━━━━━ Dataset records ━━━━━

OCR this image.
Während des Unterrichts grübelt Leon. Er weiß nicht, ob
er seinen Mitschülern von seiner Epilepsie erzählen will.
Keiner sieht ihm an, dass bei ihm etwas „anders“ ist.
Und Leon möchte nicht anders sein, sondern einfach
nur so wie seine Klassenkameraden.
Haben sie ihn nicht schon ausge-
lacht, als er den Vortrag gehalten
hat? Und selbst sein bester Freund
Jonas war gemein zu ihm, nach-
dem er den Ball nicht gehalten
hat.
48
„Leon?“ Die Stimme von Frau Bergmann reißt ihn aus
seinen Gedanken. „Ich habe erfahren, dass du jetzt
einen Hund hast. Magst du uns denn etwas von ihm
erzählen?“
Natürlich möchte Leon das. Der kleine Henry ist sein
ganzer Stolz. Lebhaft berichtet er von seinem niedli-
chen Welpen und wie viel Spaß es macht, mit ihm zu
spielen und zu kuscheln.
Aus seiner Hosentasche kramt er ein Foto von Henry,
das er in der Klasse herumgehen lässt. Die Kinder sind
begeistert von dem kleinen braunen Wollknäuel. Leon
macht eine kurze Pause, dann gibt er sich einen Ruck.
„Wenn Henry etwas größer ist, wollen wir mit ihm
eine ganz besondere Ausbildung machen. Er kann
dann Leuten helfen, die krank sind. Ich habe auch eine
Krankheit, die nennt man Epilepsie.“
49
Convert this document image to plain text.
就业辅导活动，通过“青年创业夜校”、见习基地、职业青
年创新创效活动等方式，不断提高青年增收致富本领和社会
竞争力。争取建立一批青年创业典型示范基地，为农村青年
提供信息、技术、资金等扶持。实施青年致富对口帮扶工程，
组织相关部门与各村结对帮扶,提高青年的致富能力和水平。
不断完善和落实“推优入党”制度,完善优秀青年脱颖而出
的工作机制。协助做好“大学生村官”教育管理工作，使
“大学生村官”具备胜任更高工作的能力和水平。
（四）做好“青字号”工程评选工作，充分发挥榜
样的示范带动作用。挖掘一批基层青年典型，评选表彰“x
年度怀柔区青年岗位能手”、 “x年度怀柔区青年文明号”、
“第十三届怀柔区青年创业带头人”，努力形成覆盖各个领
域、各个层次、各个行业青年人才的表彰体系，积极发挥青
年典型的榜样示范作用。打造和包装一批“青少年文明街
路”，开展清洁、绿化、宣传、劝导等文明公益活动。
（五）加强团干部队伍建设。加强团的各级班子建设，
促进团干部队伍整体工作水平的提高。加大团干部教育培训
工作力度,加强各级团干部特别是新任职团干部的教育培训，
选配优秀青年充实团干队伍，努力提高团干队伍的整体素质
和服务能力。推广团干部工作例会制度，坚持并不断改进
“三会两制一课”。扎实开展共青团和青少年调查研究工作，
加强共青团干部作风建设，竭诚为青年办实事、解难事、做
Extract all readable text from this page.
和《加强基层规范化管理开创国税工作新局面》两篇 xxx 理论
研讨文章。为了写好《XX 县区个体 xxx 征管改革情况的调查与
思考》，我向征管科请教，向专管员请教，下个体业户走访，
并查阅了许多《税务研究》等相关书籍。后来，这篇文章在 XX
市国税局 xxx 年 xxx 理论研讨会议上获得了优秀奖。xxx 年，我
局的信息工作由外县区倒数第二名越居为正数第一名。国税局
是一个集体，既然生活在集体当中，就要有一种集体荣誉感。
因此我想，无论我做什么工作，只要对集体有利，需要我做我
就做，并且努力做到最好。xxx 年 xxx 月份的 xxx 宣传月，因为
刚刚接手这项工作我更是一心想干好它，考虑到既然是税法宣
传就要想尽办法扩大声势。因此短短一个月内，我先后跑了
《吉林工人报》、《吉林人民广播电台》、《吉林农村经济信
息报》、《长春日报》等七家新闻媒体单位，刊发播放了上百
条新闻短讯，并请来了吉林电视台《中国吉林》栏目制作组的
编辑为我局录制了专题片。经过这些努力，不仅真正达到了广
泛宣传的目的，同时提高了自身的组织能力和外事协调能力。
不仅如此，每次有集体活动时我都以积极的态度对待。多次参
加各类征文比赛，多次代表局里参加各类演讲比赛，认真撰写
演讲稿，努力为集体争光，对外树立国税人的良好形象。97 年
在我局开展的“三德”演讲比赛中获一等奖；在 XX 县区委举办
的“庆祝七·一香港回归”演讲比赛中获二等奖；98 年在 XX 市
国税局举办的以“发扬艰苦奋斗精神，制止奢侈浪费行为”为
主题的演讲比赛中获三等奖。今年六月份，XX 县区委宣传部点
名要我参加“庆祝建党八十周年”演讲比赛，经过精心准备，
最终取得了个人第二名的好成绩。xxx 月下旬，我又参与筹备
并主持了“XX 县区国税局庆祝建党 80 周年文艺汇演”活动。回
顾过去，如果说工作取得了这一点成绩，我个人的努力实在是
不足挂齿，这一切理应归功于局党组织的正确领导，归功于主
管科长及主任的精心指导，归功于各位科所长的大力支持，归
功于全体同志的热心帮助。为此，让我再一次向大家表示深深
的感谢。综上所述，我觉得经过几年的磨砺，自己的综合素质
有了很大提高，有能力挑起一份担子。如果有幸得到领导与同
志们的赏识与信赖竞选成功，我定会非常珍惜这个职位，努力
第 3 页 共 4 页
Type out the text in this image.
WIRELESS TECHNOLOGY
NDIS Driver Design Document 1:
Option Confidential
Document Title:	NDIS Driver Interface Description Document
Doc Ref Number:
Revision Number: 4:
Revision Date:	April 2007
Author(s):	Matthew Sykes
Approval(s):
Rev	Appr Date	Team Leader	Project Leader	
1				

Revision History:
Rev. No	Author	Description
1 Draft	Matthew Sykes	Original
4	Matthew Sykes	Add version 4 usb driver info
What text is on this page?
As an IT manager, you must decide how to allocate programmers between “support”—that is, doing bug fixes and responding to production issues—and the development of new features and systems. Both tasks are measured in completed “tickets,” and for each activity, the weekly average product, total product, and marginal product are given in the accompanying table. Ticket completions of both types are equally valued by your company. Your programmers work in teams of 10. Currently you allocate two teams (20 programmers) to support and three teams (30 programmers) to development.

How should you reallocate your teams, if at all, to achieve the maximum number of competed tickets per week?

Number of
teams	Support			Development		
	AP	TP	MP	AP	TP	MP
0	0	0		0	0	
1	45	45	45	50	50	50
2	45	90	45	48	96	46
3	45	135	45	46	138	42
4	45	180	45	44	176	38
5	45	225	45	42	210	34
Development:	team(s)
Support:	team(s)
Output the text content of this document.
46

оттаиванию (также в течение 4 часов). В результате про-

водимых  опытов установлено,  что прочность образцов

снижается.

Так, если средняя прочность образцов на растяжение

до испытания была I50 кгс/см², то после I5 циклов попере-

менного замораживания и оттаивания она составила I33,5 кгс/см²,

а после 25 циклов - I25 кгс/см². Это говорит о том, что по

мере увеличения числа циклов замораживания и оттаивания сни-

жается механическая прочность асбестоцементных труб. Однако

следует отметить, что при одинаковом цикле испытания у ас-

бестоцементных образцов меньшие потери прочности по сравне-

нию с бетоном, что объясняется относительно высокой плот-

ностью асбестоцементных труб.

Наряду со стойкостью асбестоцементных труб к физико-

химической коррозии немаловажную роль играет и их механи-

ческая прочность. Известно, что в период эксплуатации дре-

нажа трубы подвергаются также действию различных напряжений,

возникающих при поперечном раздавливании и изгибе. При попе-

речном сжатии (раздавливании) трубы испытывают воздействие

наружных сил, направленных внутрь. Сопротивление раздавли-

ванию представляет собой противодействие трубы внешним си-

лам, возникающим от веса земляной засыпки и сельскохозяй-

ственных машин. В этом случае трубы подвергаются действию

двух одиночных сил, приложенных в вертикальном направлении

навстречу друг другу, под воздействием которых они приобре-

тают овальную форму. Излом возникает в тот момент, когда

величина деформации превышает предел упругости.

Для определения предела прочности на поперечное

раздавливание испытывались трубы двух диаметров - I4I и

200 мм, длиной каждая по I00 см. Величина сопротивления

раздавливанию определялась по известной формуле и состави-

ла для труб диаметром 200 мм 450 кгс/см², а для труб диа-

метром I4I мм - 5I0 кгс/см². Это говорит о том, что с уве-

━━━━━

▶ _Task brief_
Within the listing above, copy each line that has the string "подвергаются".

▶ _Solution to the problem_
нажа трубы подвергаются также действию различных напряжений,
ственных машин. В этом случае трубы подвергаются действию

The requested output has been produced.